» Information shown

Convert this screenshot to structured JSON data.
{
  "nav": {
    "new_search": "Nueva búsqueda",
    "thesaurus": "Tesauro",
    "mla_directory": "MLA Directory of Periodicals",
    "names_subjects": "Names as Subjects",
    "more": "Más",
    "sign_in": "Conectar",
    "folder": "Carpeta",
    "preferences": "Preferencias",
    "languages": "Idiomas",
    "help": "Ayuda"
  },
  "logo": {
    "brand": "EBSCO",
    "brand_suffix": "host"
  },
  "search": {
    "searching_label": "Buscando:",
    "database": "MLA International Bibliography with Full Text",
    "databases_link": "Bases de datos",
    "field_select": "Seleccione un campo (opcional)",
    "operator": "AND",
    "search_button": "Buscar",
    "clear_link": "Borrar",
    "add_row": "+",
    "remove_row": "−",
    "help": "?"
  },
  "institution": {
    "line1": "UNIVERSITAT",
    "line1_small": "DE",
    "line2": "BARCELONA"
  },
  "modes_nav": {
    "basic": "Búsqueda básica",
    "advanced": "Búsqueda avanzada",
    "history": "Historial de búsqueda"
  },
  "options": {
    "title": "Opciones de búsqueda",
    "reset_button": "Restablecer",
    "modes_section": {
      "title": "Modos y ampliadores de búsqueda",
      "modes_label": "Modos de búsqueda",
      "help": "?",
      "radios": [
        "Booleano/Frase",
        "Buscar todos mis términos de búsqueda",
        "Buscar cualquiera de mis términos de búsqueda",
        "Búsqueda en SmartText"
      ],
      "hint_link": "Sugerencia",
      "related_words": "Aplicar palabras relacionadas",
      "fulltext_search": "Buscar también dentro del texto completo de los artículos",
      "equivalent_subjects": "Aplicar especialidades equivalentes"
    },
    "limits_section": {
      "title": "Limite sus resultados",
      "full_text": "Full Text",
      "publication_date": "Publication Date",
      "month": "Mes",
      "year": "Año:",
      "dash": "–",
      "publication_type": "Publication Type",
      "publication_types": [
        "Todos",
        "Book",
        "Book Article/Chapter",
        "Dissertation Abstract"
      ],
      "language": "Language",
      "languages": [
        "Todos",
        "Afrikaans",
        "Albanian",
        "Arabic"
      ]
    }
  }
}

» Task directions
Repeat the data verbatim.

» Exercise result
Convert this screenshot to structured JSON data.
{
  "nav": {
    "new_search": "Nueva búsqueda",
    "thesaurus": "Tesauro",
    "mla_directory": "MLA Directory of Periodicals",
    "names_subjects": "Names as Subjects",
    "more": "Más",
    "sign_in": "Conectar",
    "folder": "Carpeta",
    "preferences": "Preferencias",
    "languages": "Idiomas",
    "help": "Ayuda"
  },
  "logo": {
    "brand": "EBSCO",
    "brand_suffix": "host"
  },
  "search": {
    "searching_label": "Buscando:",
    "database": "MLA International Bibliography with Full Text",
    "databases_link": "Bases de datos",
    "field_select": "Seleccione un campo (opcional)",
    "operator": "AND",
    "search_button": "Buscar",
    "clear_link": "Borrar",
    "add_row": "+",
    "remove_row": "−",
    "help": "?"
  },
  "institution": {
    "line1": "UNIVERSITAT",
    "line1_small": "DE",
    "line2": "BARCELONA"
  },
  "modes_nav": {
    "basic": "Búsqueda básica",
    "advanced": "Búsqueda avanzada",
    "history": "Historial de búsqueda"
  },
  "options": {
    "title": "Opciones de búsqueda",
    "reset_button": "Restablecer",
    "modes_section": {
      "title": "Modos y ampliadores de búsqueda",
      "modes_label": "Modos de búsqueda",
      "help": "?",
      "radios": [
        "Booleano/Frase",
        "Buscar todos mis términos de búsqueda",
        "Buscar cualquiera de mis términos de búsqueda",
        "Búsqueda en SmartText"
      ],
      "hint_link": "Sugerencia",
      "related_words": "Aplicar palabras relacionadas",
      "fulltext_search": "Buscar también dentro del texto completo de los artículos",
      "equivalent_subjects": "Aplicar especialidades equivalentes"
    },
    "limits_section": {
      "title": "Limite sus resultados",
      "full_text": "Full Text",
      "publication_date": "Publication Date",
      "month": "Mes",
      "year": "Año:",
      "dash": "–",
      "publication_type": "Publication Type",
      "publication_types": [
        "Todos",
        "Book",
        "Book Article/Chapter",
        "Dissertation Abstract"
      ],
      "language": "Language",
      "languages": [
        "Todos",
        "Afrikaans",
        "Albanian",
        "Arabic"
      ]
    }
  }
}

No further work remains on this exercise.